- What is being asked: Faithfully return all lines, omitting every embedded picture.

══ Information shown ══

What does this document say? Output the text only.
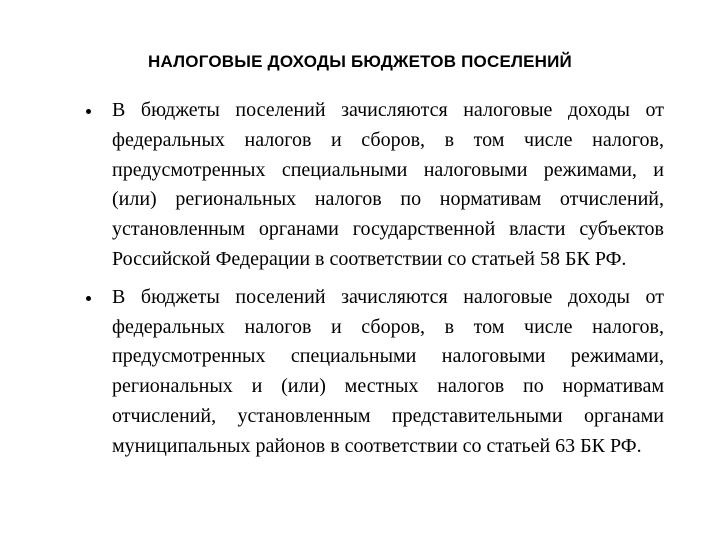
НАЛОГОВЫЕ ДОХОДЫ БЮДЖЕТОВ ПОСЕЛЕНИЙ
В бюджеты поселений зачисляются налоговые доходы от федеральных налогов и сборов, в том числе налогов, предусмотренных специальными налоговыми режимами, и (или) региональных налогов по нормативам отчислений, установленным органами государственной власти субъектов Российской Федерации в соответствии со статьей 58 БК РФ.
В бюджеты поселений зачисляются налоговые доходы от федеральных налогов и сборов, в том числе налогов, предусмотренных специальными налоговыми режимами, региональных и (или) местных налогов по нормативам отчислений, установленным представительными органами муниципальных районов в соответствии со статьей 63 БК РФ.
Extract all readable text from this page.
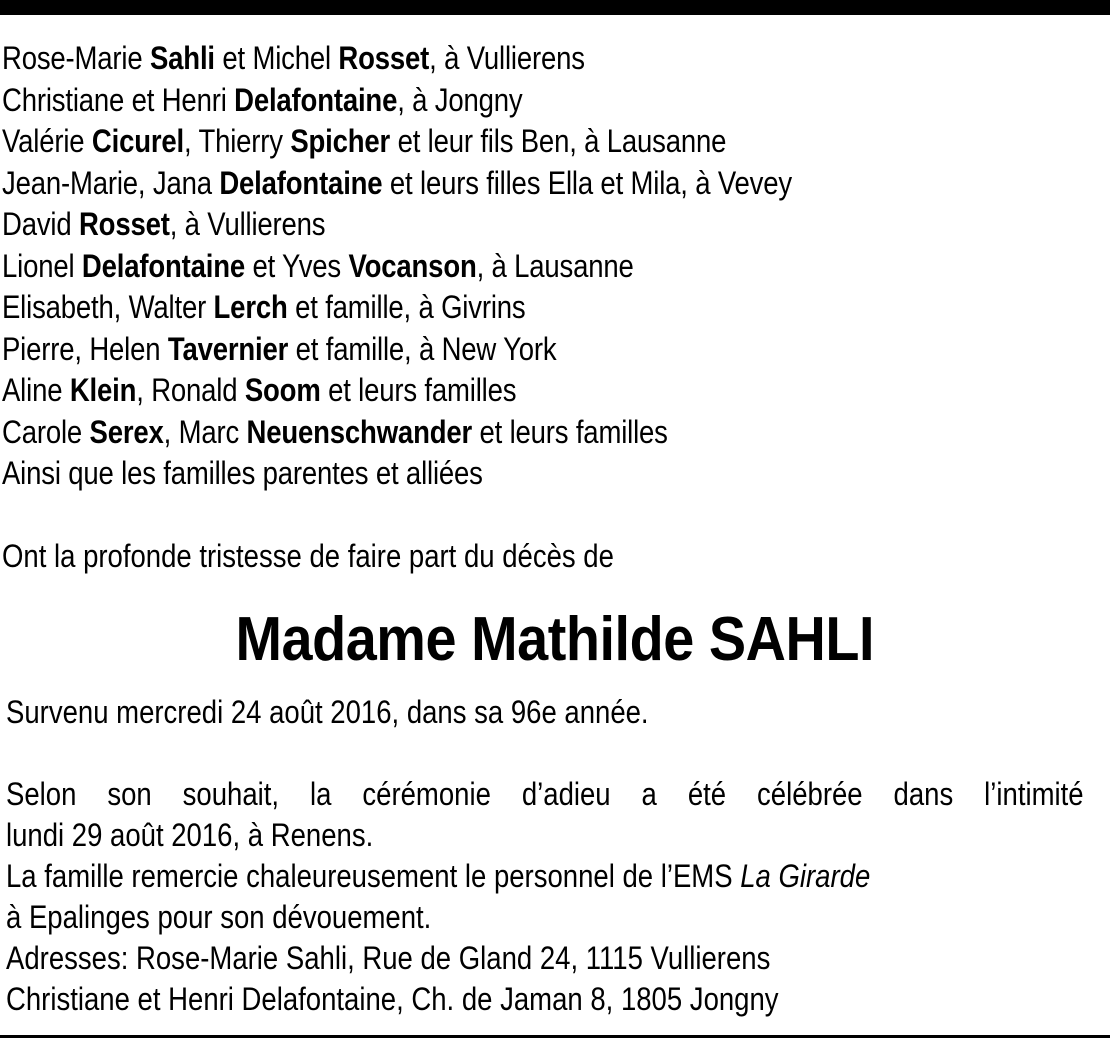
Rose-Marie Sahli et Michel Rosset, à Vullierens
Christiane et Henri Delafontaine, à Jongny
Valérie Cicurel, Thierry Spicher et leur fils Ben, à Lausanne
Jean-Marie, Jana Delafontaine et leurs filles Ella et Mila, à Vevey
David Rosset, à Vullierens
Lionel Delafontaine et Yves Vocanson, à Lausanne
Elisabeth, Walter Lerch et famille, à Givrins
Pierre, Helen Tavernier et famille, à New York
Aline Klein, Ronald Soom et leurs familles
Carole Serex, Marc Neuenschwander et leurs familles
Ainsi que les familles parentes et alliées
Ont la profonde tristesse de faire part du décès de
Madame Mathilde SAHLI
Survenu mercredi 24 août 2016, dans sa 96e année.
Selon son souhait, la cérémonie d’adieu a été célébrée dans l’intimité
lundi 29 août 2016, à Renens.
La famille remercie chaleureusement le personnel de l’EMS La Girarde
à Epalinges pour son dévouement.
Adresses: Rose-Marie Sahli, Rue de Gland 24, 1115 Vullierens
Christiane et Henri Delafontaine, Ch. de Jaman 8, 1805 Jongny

═══

- Reply:
What does this document say? Output the text only.
НАЛОГОВЫЕ ДОХОДЫ БЮДЖЕТОВ ПОСЕЛЕНИЙ
В бюджеты поселений зачисляются налоговые доходы от федеральных налогов и сборов, в том числе налогов, предусмотренных специальными налоговыми режимами, и (или) региональных налогов по нормативам отчислений, установленным органами государственной власти субъектов Российской Федерации в соответствии со статьей 58 БК РФ.
В бюджеты поселений зачисляются налоговые доходы от федеральных налогов и сборов, в том числе налогов, предусмотренных специальными налоговыми режимами, региональных и (или) местных налогов по нормативам отчислений, установленным представительными органами муниципальных районов в соответствии со статьей 63 БК РФ.
Extract all readable text from this page.
Rose-Marie Sahli et Michel Rosset, à Vullierens
Christiane et Henri Delafontaine, à Jongny
Valérie Cicurel, Thierry Spicher et leur fils Ben, à Lausanne
Jean-Marie, Jana Delafontaine et leurs filles Ella et Mila, à Vevey
David Rosset, à Vullierens
Lionel Delafontaine et Yves Vocanson, à Lausanne
Elisabeth, Walter Lerch et famille, à Givrins
Pierre, Helen Tavernier et famille, à New York
Aline Klein, Ronald Soom et leurs familles
Carole Serex, Marc Neuenschwander et leurs familles
Ainsi que les familles parentes et alliées
Ont la profonde tristesse de faire part du décès de
Madame Mathilde SAHLI
Survenu mercredi 24 août 2016, dans sa 96e année.
Selon son souhait, la cérémonie d’adieu a été célébrée dans l’intimité
lundi 29 août 2016, à Renens.
La famille remercie chaleureusement le personnel de l’EMS La Girarde
à Epalinges pour son dévouement.
Adresses: Rose-Marie Sahli, Rue de Gland 24, 1115 Vullierens
Christiane et Henri Delafontaine, Ch. de Jaman 8, 1805 Jongny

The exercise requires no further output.